* _To be done_
Reproduce the records below in full and word for word, excluding pictures.
** begin Data supplied **
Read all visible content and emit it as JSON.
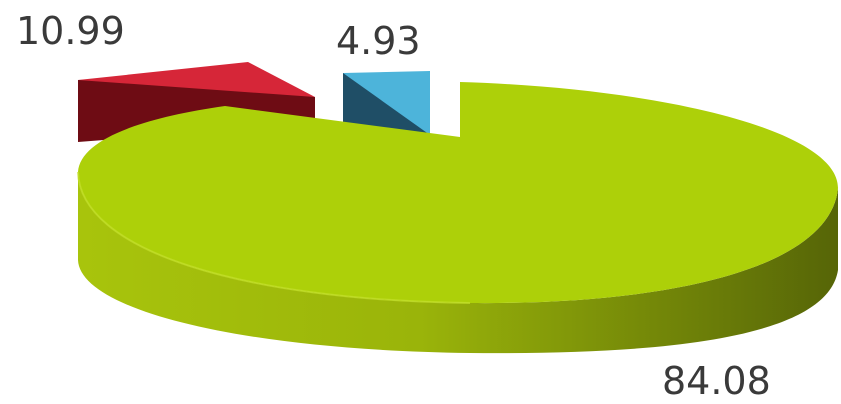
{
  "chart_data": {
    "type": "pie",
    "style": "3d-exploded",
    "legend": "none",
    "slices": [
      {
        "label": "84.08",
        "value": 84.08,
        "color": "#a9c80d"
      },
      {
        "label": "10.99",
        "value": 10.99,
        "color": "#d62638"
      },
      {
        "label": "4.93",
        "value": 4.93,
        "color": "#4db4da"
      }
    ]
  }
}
** end Data supplied **
* _Output below_
Read all visible content and emit it as JSON.
{
  "chart_data": {
    "type": "pie",
    "style": "3d-exploded",
    "legend": "none",
    "slices": [
      {
        "label": "84.08",
        "value": 84.08,
        "color": "#a9c80d"
      },
      {
        "label": "10.99",
        "value": 10.99,
        "color": "#d62638"
      },
      {
        "label": "4.93",
        "value": 4.93,
        "color": "#4db4da"
      }
    ]
  }
}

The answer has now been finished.